▶ [What the task asks]: Give back the entire listing verbatim.

▶ [Entries shown]:
************

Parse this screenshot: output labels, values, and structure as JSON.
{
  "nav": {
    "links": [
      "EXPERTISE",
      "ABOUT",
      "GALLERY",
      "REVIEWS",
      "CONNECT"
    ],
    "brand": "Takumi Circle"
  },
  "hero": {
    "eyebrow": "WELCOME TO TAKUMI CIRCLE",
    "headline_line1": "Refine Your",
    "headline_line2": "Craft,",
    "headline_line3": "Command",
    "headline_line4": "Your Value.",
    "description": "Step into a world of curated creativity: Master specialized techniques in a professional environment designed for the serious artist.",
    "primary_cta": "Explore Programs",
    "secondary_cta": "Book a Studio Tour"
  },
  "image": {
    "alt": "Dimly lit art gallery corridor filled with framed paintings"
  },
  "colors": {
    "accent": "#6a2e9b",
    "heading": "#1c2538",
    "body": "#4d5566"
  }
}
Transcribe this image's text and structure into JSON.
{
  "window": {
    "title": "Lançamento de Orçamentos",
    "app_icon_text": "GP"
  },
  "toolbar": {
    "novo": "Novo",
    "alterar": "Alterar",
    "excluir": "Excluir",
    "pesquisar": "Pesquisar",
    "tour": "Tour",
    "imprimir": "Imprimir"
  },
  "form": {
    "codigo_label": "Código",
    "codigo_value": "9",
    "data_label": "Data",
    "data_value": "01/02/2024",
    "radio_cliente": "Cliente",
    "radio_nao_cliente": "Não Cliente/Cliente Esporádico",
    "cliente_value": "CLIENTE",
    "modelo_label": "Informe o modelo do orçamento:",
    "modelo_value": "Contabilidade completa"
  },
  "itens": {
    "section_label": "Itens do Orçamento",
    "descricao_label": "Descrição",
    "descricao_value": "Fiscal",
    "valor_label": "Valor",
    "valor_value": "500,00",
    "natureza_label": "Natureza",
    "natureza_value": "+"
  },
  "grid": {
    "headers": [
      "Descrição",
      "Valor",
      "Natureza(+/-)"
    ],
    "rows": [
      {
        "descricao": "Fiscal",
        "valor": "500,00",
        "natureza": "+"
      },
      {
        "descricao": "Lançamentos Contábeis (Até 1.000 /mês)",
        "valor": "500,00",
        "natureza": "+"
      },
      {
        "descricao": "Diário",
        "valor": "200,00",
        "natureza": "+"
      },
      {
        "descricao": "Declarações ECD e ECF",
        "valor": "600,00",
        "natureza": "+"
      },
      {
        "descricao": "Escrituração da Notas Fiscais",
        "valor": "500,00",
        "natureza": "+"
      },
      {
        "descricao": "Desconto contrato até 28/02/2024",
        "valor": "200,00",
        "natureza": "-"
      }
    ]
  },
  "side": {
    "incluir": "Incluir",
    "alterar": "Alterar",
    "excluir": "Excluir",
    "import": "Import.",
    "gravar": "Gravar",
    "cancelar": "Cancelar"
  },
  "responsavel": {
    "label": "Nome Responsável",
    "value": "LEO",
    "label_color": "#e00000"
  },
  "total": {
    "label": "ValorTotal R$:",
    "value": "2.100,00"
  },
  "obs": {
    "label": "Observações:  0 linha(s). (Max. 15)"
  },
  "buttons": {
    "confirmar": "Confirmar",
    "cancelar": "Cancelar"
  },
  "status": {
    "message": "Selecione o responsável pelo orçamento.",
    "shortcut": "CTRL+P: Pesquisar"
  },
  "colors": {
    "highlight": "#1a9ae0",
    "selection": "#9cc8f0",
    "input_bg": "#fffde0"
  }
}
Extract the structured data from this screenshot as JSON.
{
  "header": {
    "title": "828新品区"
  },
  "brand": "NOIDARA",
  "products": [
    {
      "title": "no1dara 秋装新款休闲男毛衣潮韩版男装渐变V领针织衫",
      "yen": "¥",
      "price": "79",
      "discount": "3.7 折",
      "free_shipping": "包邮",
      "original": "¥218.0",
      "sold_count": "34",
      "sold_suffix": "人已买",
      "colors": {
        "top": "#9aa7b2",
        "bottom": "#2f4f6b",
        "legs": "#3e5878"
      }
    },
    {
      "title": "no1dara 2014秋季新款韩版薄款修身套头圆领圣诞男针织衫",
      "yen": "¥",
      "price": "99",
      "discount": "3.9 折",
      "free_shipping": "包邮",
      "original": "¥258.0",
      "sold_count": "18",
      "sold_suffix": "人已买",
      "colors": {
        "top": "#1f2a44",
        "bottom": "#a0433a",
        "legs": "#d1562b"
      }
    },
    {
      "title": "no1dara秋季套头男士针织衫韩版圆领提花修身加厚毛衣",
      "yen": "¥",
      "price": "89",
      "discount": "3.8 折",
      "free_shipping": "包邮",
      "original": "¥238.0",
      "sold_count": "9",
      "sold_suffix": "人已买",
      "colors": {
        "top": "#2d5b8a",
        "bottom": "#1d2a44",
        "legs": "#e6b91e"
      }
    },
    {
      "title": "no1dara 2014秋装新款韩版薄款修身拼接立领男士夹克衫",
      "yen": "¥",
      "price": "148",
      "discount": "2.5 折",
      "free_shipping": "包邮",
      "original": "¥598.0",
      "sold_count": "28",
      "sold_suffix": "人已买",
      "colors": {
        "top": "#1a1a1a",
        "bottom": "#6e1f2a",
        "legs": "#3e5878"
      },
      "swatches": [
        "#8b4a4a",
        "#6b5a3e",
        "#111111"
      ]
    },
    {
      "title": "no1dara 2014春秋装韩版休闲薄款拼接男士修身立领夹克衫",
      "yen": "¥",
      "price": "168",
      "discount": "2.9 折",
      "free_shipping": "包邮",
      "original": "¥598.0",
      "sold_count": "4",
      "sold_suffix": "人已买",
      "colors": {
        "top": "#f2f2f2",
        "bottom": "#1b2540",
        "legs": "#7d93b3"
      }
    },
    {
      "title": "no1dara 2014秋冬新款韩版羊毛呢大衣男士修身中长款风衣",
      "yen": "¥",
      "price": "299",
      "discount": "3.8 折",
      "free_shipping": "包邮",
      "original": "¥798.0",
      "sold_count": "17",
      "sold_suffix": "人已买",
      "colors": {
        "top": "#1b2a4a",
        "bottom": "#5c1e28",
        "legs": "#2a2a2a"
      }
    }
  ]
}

************

▶ [Final answer]:
Parse this screenshot: output labels, values, and structure as JSON.
{
  "nav": {
    "links": [
      "EXPERTISE",
      "ABOUT",
      "GALLERY",
      "REVIEWS",
      "CONNECT"
    ],
    "brand": "Takumi Circle"
  },
  "hero": {
    "eyebrow": "WELCOME TO TAKUMI CIRCLE",
    "headline_line1": "Refine Your",
    "headline_line2": "Craft,",
    "headline_line3": "Command",
    "headline_line4": "Your Value.",
    "description": "Step into a world of curated creativity: Master specialized techniques in a professional environment designed for the serious artist.",
    "primary_cta": "Explore Programs",
    "secondary_cta": "Book a Studio Tour"
  },
  "image": {
    "alt": "Dimly lit art gallery corridor filled with framed paintings"
  },
  "colors": {
    "accent": "#6a2e9b",
    "heading": "#1c2538",
    "body": "#4d5566"
  }
}
Transcribe this image's text and structure into JSON.
{
  "window": {
    "title": "Lançamento de Orçamentos",
    "app_icon_text": "GP"
  },
  "toolbar": {
    "novo": "Novo",
    "alterar": "Alterar",
    "excluir": "Excluir",
    "pesquisar": "Pesquisar",
    "tour": "Tour",
    "imprimir": "Imprimir"
  },
  "form": {
    "codigo_label": "Código",
    "codigo_value": "9",
    "data_label": "Data",
    "data_value": "01/02/2024",
    "radio_cliente": "Cliente",
    "radio_nao_cliente": "Não Cliente/Cliente Esporádico",
    "cliente_value": "CLIENTE",
    "modelo_label": "Informe o modelo do orçamento:",
    "modelo_value": "Contabilidade completa"
  },
  "itens": {
    "section_label": "Itens do Orçamento",
    "descricao_label": "Descrição",
    "descricao_value": "Fiscal",
    "valor_label": "Valor",
    "valor_value": "500,00",
    "natureza_label": "Natureza",
    "natureza_value": "+"
  },
  "grid": {
    "headers": [
      "Descrição",
      "Valor",
      "Natureza(+/-)"
    ],
    "rows": [
      {
        "descricao": "Fiscal",
        "valor": "500,00",
        "natureza": "+"
      },
      {
        "descricao": "Lançamentos Contábeis (Até 1.000 /mês)",
        "valor": "500,00",
        "natureza": "+"
      },
      {
        "descricao": "Diário",
        "valor": "200,00",
        "natureza": "+"
      },
      {
        "descricao": "Declarações ECD e ECF",
        "valor": "600,00",
        "natureza": "+"
      },
      {
        "descricao": "Escrituração da Notas Fiscais",
        "valor": "500,00",
        "natureza": "+"
      },
      {
        "descricao": "Desconto contrato até 28/02/2024",
        "valor": "200,00",
        "natureza": "-"
      }
    ]
  },
  "side": {
    "incluir": "Incluir",
    "alterar": "Alterar",
    "excluir": "Excluir",
    "import": "Import.",
    "gravar": "Gravar",
    "cancelar": "Cancelar"
  },
  "responsavel": {
    "label": "Nome Responsável",
    "value": "LEO",
    "label_color": "#e00000"
  },
  "total": {
    "label": "ValorTotal R$:",
    "value": "2.100,00"
  },
  "obs": {
    "label": "Observações:  0 linha(s). (Max. 15)"
  },
  "buttons": {
    "confirmar": "Confirmar",
    "cancelar": "Cancelar"
  },
  "status": {
    "message": "Selecione o responsável pelo orçamento.",
    "shortcut": "CTRL+P: Pesquisar"
  },
  "colors": {
    "highlight": "#1a9ae0",
    "selection": "#9cc8f0",
    "input_bg": "#fffde0"
  }
}
Extract the structured data from this screenshot as JSON.
{
  "header": {
    "title": "828新品区"
  },
  "brand": "NOIDARA",
  "products": [
    {
      "title": "no1dara 秋装新款休闲男毛衣潮韩版男装渐变V领针织衫",
      "yen": "¥",
      "price": "79",
      "discount": "3.7 折",
      "free_shipping": "包邮",
      "original": "¥218.0",
      "sold_count": "34",
      "sold_suffix": "人已买",
      "colors": {
        "top": "#9aa7b2",
        "bottom": "#2f4f6b",
        "legs": "#3e5878"
      }
    },
    {
      "title": "no1dara 2014秋季新款韩版薄款修身套头圆领圣诞男针织衫",
      "yen": "¥",
      "price": "99",
      "discount": "3.9 折",
      "free_shipping": "包邮",
      "original": "¥258.0",
      "sold_count": "18",
      "sold_suffix": "人已买",
      "colors": {
        "top": "#1f2a44",
        "bottom": "#a0433a",
        "legs": "#d1562b"
      }
    },
    {
      "title": "no1dara秋季套头男士针织衫韩版圆领提花修身加厚毛衣",
      "yen": "¥",
      "price": "89",
      "discount": "3.8 折",
      "free_shipping": "包邮",
      "original": "¥238.0",
      "sold_count": "9",
      "sold_suffix": "人已买",
      "colors": {
        "top": "#2d5b8a",
        "bottom": "#1d2a44",
        "legs": "#e6b91e"
      }
    },
    {
      "title": "no1dara 2014秋装新款韩版薄款修身拼接立领男士夹克衫",
      "yen": "¥",
      "price": "148",
      "discount": "2.5 折",
      "free_shipping": "包邮",
      "original": "¥598.0",
      "sold_count": "28",
      "sold_suffix": "人已买",
      "colors": {
        "top": "#1a1a1a",
        "bottom": "#6e1f2a",
        "legs": "#3e5878"
      },
      "swatches": [
        "#8b4a4a",
        "#6b5a3e",
        "#111111"
      ]
    },
    {
      "title": "no1dara 2014春秋装韩版休闲薄款拼接男士修身立领夹克衫",
      "yen": "¥",
      "price": "168",
      "discount": "2.9 折",
      "free_shipping": "包邮",
      "original": "¥598.0",
      "sold_count": "4",
      "sold_suffix": "人已买",
      "colors": {
        "top": "#f2f2f2",
        "bottom": "#1b2540",
        "legs": "#7d93b3"
      }
    },
    {
      "title": "no1dara 2014秋冬新款韩版羊毛呢大衣男士修身中长款风衣",
      "yen": "¥",
      "price": "299",
      "discount": "3.8 折",
      "free_shipping": "包邮",
      "original": "¥798.0",
      "sold_count": "17",
      "sold_suffix": "人已买",
      "colors": {
        "top": "#1b2a4a",
        "bottom": "#5c1e28",
        "legs": "#2a2a2a"
      }
    }
  ]
}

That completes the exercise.